═══ The records
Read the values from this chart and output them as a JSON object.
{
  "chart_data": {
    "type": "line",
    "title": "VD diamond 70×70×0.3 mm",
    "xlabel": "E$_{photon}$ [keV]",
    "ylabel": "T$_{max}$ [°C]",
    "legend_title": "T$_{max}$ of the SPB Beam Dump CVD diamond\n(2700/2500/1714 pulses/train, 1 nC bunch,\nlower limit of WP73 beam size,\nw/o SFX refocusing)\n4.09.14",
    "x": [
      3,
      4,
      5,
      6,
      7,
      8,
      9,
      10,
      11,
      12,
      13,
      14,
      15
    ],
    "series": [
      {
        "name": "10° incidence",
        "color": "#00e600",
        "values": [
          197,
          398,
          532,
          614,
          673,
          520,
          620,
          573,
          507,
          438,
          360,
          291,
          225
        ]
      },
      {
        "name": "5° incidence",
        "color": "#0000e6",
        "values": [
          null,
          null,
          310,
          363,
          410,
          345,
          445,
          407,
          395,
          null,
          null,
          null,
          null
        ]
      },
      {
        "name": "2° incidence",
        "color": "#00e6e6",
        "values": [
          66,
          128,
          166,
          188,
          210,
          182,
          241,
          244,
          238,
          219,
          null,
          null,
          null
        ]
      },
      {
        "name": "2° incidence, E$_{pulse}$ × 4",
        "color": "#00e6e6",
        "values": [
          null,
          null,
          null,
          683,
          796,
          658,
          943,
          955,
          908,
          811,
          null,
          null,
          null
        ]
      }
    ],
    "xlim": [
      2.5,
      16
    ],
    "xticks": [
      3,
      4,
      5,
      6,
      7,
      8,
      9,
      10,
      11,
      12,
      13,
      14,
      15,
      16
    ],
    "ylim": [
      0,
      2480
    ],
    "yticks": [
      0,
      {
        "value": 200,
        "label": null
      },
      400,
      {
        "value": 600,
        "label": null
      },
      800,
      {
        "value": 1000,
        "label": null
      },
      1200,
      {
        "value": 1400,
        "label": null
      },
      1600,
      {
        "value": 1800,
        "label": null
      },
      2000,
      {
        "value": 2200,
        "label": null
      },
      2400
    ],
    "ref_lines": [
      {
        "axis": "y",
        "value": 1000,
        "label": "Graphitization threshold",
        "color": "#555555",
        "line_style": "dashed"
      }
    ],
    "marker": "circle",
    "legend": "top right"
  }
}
══════
#### [What is needed]
Each record should come back exactly as written.

#### [Answer below]
Read the values from this chart and output them as a JSON object.
{
  "chart_data": {
    "type": "line",
    "title": "VD diamond 70×70×0.3 mm",
    "xlabel": "E$_{photon}$ [keV]",
    "ylabel": "T$_{max}$ [°C]",
    "legend_title": "T$_{max}$ of the SPB Beam Dump CVD diamond\n(2700/2500/1714 pulses/train, 1 nC bunch,\nlower limit of WP73 beam size,\nw/o SFX refocusing)\n4.09.14",
    "x": [
      3,
      4,
      5,
      6,
      7,
      8,
      9,
      10,
      11,
      12,
      13,
      14,
      15
    ],
    "series": [
      {
        "name": "10° incidence",
        "color": "#00e600",
        "values": [
          197,
          398,
          532,
          614,
          673,
          520,
          620,
          573,
          507,
          438,
          360,
          291,
          225
        ]
      },
      {
        "name": "5° incidence",
        "color": "#0000e6",
        "values": [
          null,
          null,
          310,
          363,
          410,
          345,
          445,
          407,
          395,
          null,
          null,
          null,
          null
        ]
      },
      {
        "name": "2° incidence",
        "color": "#00e6e6",
        "values": [
          66,
          128,
          166,
          188,
          210,
          182,
          241,
          244,
          238,
          219,
          null,
          null,
          null
        ]
      },
      {
        "name": "2° incidence, E$_{pulse}$ × 4",
        "color": "#00e6e6",
        "values": [
          null,
          null,
          null,
          683,
          796,
          658,
          943,
          955,
          908,
          811,
          null,
          null,
          null
        ]
      }
    ],
    "xlim": [
      2.5,
      16
    ],
    "xticks": [
      3,
      4,
      5,
      6,
      7,
      8,
      9,
      10,
      11,
      12,
      13,
      14,
      15,
      16
    ],
    "ylim": [
      0,
      2480
    ],
    "yticks": [
      0,
      {
        "value": 200,
        "label": null
      },
      400,
      {
        "value": 600,
        "label": null
      },
      800,
      {
        "value": 1000,
        "label": null
      },
      1200,
      {
        "value": 1400,
        "label": null
      },
      1600,
      {
        "value": 1800,
        "label": null
      },
      2000,
      {
        "value": 2200,
        "label": null
      },
      2400
    ],
    "ref_lines": [
      {
        "axis": "y",
        "value": 1000,
        "label": "Graphitization threshold",
        "color": "#555555",
        "line_style": "dashed"
      }
    ],
    "marker": "circle",
    "legend": "top right"
  }
}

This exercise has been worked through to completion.